Your goal:
Return the whole listing, keeping every character the same.

(Records contained in a dataset)
────

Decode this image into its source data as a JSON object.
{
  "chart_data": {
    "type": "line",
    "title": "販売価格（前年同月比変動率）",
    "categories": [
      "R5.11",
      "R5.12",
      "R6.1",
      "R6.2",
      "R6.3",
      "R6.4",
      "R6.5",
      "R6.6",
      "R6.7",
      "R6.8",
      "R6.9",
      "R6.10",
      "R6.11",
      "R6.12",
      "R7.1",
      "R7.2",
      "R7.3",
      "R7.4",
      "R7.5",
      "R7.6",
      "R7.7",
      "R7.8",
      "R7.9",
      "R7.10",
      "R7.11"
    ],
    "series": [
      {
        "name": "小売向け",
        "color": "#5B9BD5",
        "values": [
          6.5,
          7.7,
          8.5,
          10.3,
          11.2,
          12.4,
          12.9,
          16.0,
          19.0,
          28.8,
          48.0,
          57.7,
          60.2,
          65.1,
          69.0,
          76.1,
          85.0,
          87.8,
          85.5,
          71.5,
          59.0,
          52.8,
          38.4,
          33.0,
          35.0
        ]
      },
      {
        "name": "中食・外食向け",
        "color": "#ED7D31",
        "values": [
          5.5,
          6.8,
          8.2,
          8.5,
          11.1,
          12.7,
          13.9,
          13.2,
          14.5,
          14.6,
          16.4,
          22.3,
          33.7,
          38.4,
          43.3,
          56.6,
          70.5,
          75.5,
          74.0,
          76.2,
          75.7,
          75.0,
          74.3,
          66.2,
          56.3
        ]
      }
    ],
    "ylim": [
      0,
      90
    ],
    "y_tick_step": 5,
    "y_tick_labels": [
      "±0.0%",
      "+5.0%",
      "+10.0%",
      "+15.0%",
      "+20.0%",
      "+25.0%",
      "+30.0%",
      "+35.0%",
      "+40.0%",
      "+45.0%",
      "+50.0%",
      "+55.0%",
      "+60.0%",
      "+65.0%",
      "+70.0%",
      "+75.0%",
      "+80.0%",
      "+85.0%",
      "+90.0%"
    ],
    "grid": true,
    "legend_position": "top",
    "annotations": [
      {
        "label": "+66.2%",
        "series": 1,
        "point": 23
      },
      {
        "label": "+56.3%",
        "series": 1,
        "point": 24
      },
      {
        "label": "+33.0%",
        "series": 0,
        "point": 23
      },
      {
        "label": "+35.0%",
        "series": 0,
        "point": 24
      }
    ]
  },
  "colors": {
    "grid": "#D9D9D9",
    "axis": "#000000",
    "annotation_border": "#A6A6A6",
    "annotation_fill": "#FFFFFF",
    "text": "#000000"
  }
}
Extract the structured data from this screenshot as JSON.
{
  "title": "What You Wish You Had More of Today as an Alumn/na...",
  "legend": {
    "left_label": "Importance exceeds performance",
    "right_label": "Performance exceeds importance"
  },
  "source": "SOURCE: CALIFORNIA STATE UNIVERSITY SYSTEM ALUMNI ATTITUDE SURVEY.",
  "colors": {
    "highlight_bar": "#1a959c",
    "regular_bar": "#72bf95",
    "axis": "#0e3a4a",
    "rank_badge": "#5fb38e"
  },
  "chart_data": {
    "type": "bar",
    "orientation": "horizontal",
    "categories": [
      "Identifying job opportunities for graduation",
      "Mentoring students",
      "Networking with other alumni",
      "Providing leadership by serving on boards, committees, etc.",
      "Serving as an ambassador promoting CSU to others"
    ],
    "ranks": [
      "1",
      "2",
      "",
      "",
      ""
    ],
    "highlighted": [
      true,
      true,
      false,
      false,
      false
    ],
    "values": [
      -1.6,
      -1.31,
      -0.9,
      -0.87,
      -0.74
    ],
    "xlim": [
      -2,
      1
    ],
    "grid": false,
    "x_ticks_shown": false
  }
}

────

Output:
Decode this image into its source data as a JSON object.
{
  "chart_data": {
    "type": "line",
    "title": "販売価格（前年同月比変動率）",
    "categories": [
      "R5.11",
      "R5.12",
      "R6.1",
      "R6.2",
      "R6.3",
      "R6.4",
      "R6.5",
      "R6.6",
      "R6.7",
      "R6.8",
      "R6.9",
      "R6.10",
      "R6.11",
      "R6.12",
      "R7.1",
      "R7.2",
      "R7.3",
      "R7.4",
      "R7.5",
      "R7.6",
      "R7.7",
      "R7.8",
      "R7.9",
      "R7.10",
      "R7.11"
    ],
    "series": [
      {
        "name": "小売向け",
        "color": "#5B9BD5",
        "values": [
          6.5,
          7.7,
          8.5,
          10.3,
          11.2,
          12.4,
          12.9,
          16.0,
          19.0,
          28.8,
          48.0,
          57.7,
          60.2,
          65.1,
          69.0,
          76.1,
          85.0,
          87.8,
          85.5,
          71.5,
          59.0,
          52.8,
          38.4,
          33.0,
          35.0
        ]
      },
      {
        "name": "中食・外食向け",
        "color": "#ED7D31",
        "values": [
          5.5,
          6.8,
          8.2,
          8.5,
          11.1,
          12.7,
          13.9,
          13.2,
          14.5,
          14.6,
          16.4,
          22.3,
          33.7,
          38.4,
          43.3,
          56.6,
          70.5,
          75.5,
          74.0,
          76.2,
          75.7,
          75.0,
          74.3,
          66.2,
          56.3
        ]
      }
    ],
    "ylim": [
      0,
      90
    ],
    "y_tick_step": 5,
    "y_tick_labels": [
      "±0.0%",
      "+5.0%",
      "+10.0%",
      "+15.0%",
      "+20.0%",
      "+25.0%",
      "+30.0%",
      "+35.0%",
      "+40.0%",
      "+45.0%",
      "+50.0%",
      "+55.0%",
      "+60.0%",
      "+65.0%",
      "+70.0%",
      "+75.0%",
      "+80.0%",
      "+85.0%",
      "+90.0%"
    ],
    "grid": true,
    "legend_position": "top",
    "annotations": [
      {
        "label": "+66.2%",
        "series": 1,
        "point": 23
      },
      {
        "label": "+56.3%",
        "series": 1,
        "point": 24
      },
      {
        "label": "+33.0%",
        "series": 0,
        "point": 23
      },
      {
        "label": "+35.0%",
        "series": 0,
        "point": 24
      }
    ]
  },
  "colors": {
    "grid": "#D9D9D9",
    "axis": "#000000",
    "annotation_border": "#A6A6A6",
    "annotation_fill": "#FFFFFF",
    "text": "#000000"
  }
}
Extract the structured data from this screenshot as JSON.
{
  "title": "What You Wish You Had More of Today as an Alumn/na...",
  "legend": {
    "left_label": "Importance exceeds performance",
    "right_label": "Performance exceeds importance"
  },
  "source": "SOURCE: CALIFORNIA STATE UNIVERSITY SYSTEM ALUMNI ATTITUDE SURVEY.",
  "colors": {
    "highlight_bar": "#1a959c",
    "regular_bar": "#72bf95",
    "axis": "#0e3a4a",
    "rank_badge": "#5fb38e"
  },
  "chart_data": {
    "type": "bar",
    "orientation": "horizontal",
    "categories": [
      "Identifying job opportunities for graduation",
      "Mentoring students",
      "Networking with other alumni",
      "Providing leadership by serving on boards, committees, etc.",
      "Serving as an ambassador promoting CSU to others"
    ],
    "ranks": [
      "1",
      "2",
      "",
      "",
      ""
    ],
    "highlighted": [
      true,
      true,
      false,
      false,
      false
    ],
    "values": [
      -1.6,
      -1.31,
      -0.9,
      -0.87,
      -0.74
    ],
    "xlim": [
      -2,
      1
    ],
    "grid": false,
    "x_ticks_shown": false
  }
}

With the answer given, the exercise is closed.